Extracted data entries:
···
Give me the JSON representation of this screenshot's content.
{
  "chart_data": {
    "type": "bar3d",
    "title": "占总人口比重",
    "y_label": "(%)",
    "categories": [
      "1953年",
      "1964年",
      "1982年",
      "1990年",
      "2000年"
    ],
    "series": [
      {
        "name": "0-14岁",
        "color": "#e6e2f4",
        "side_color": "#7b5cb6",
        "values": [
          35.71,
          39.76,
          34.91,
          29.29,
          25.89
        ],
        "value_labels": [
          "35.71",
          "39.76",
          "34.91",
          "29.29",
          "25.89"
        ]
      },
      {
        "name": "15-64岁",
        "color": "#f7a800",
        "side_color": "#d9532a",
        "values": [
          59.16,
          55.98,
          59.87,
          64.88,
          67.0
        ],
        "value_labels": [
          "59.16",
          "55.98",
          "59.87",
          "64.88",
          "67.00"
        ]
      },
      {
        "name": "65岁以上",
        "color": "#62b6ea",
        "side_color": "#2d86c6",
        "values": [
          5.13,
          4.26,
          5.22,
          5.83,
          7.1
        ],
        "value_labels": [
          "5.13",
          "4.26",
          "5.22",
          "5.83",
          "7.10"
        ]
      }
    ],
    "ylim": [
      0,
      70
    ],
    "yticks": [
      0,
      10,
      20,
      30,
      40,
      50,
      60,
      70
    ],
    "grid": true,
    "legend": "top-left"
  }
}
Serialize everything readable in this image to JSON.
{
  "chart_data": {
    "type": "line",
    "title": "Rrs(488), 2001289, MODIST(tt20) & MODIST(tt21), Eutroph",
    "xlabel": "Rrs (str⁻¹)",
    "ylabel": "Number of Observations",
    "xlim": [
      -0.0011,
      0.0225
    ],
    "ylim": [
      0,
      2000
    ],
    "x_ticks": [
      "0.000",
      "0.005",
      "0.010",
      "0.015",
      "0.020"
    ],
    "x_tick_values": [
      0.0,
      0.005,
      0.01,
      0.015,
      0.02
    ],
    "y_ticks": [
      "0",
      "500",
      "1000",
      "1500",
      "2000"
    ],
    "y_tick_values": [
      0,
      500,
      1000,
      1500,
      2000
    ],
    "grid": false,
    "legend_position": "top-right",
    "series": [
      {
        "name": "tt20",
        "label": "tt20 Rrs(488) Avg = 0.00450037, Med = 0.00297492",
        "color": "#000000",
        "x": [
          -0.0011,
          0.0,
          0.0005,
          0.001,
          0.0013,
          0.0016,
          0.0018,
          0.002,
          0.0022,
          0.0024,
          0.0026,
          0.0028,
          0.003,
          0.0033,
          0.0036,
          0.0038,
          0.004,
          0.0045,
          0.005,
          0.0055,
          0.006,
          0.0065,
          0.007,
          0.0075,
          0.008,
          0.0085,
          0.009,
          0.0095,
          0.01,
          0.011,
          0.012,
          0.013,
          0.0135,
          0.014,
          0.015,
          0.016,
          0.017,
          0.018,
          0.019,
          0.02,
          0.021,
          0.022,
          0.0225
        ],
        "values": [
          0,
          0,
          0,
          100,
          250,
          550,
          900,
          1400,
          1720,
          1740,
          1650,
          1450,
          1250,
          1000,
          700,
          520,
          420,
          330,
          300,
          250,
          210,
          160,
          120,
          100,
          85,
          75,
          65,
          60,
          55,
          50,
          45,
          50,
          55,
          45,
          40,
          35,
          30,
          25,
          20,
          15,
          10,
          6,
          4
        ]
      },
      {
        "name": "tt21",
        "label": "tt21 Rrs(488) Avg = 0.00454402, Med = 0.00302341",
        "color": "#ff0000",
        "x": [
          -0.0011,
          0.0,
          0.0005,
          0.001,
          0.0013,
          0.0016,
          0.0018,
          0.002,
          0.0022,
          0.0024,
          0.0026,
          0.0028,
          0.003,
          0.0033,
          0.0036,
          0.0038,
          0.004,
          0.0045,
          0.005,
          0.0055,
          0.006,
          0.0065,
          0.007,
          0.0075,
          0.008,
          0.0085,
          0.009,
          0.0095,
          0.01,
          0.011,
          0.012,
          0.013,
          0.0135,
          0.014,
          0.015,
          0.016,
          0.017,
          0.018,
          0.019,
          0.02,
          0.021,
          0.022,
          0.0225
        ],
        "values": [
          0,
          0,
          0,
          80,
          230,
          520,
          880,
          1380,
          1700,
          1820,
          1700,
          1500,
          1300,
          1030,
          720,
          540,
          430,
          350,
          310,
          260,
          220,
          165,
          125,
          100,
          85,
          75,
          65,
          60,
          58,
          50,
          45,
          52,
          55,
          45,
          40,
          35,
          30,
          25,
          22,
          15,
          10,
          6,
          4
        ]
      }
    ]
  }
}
···
--- SET EXERCISE ---
Write every entry out again exactly.

--- SOLVED PROBLEM ---
Give me the JSON representation of this screenshot's content.
{
  "chart_data": {
    "type": "bar3d",
    "title": "占总人口比重",
    "y_label": "(%)",
    "categories": [
      "1953年",
      "1964年",
      "1982年",
      "1990年",
      "2000年"
    ],
    "series": [
      {
        "name": "0-14岁",
        "color": "#e6e2f4",
        "side_color": "#7b5cb6",
        "values": [
          35.71,
          39.76,
          34.91,
          29.29,
          25.89
        ],
        "value_labels": [
          "35.71",
          "39.76",
          "34.91",
          "29.29",
          "25.89"
        ]
      },
      {
        "name": "15-64岁",
        "color": "#f7a800",
        "side_color": "#d9532a",
        "values": [
          59.16,
          55.98,
          59.87,
          64.88,
          67.0
        ],
        "value_labels": [
          "59.16",
          "55.98",
          "59.87",
          "64.88",
          "67.00"
        ]
      },
      {
        "name": "65岁以上",
        "color": "#62b6ea",
        "side_color": "#2d86c6",
        "values": [
          5.13,
          4.26,
          5.22,
          5.83,
          7.1
        ],
        "value_labels": [
          "5.13",
          "4.26",
          "5.22",
          "5.83",
          "7.10"
        ]
      }
    ],
    "ylim": [
      0,
      70
    ],
    "yticks": [
      0,
      10,
      20,
      30,
      40,
      50,
      60,
      70
    ],
    "grid": true,
    "legend": "top-left"
  }
}
Serialize everything readable in this image to JSON.
{
  "chart_data": {
    "type": "line",
    "title": "Rrs(488), 2001289, MODIST(tt20) & MODIST(tt21), Eutroph",
    "xlabel": "Rrs (str⁻¹)",
    "ylabel": "Number of Observations",
    "xlim": [
      -0.0011,
      0.0225
    ],
    "ylim": [
      0,
      2000
    ],
    "x_ticks": [
      "0.000",
      "0.005",
      "0.010",
      "0.015",
      "0.020"
    ],
    "x_tick_values": [
      0.0,
      0.005,
      0.01,
      0.015,
      0.02
    ],
    "y_ticks": [
      "0",
      "500",
      "1000",
      "1500",
      "2000"
    ],
    "y_tick_values": [
      0,
      500,
      1000,
      1500,
      2000
    ],
    "grid": false,
    "legend_position": "top-right",
    "series": [
      {
        "name": "tt20",
        "label": "tt20 Rrs(488) Avg = 0.00450037, Med = 0.00297492",
        "color": "#000000",
        "x": [
          -0.0011,
          0.0,
          0.0005,
          0.001,
          0.0013,
          0.0016,
          0.0018,
          0.002,
          0.0022,
          0.0024,
          0.0026,
          0.0028,
          0.003,
          0.0033,
          0.0036,
          0.0038,
          0.004,
          0.0045,
          0.005,
          0.0055,
          0.006,
          0.0065,
          0.007,
          0.0075,
          0.008,
          0.0085,
          0.009,
          0.0095,
          0.01,
          0.011,
          0.012,
          0.013,
          0.0135,
          0.014,
          0.015,
          0.016,
          0.017,
          0.018,
          0.019,
          0.02,
          0.021,
          0.022,
          0.0225
        ],
        "values": [
          0,
          0,
          0,
          100,
          250,
          550,
          900,
          1400,
          1720,
          1740,
          1650,
          1450,
          1250,
          1000,
          700,
          520,
          420,
          330,
          300,
          250,
          210,
          160,
          120,
          100,
          85,
          75,
          65,
          60,
          55,
          50,
          45,
          50,
          55,
          45,
          40,
          35,
          30,
          25,
          20,
          15,
          10,
          6,
          4
        ]
      },
      {
        "name": "tt21",
        "label": "tt21 Rrs(488) Avg = 0.00454402, Med = 0.00302341",
        "color": "#ff0000",
        "x": [
          -0.0011,
          0.0,
          0.0005,
          0.001,
          0.0013,
          0.0016,
          0.0018,
          0.002,
          0.0022,
          0.0024,
          0.0026,
          0.0028,
          0.003,
          0.0033,
          0.0036,
          0.0038,
          0.004,
          0.0045,
          0.005,
          0.0055,
          0.006,
          0.0065,
          0.007,
          0.0075,
          0.008,
          0.0085,
          0.009,
          0.0095,
          0.01,
          0.011,
          0.012,
          0.013,
          0.0135,
          0.014,
          0.015,
          0.016,
          0.017,
          0.018,
          0.019,
          0.02,
          0.021,
          0.022,
          0.0225
        ],
        "values": [
          0,
          0,
          0,
          80,
          230,
          520,
          880,
          1380,
          1700,
          1820,
          1700,
          1500,
          1300,
          1030,
          720,
          540,
          430,
          350,
          310,
          260,
          220,
          165,
          125,
          100,
          85,
          75,
          65,
          60,
          58,
          50,
          45,
          52,
          55,
          45,
          40,
          35,
          30,
          25,
          22,
          15,
          10,
          6,
          4
        ]
      }
    ]
  }
}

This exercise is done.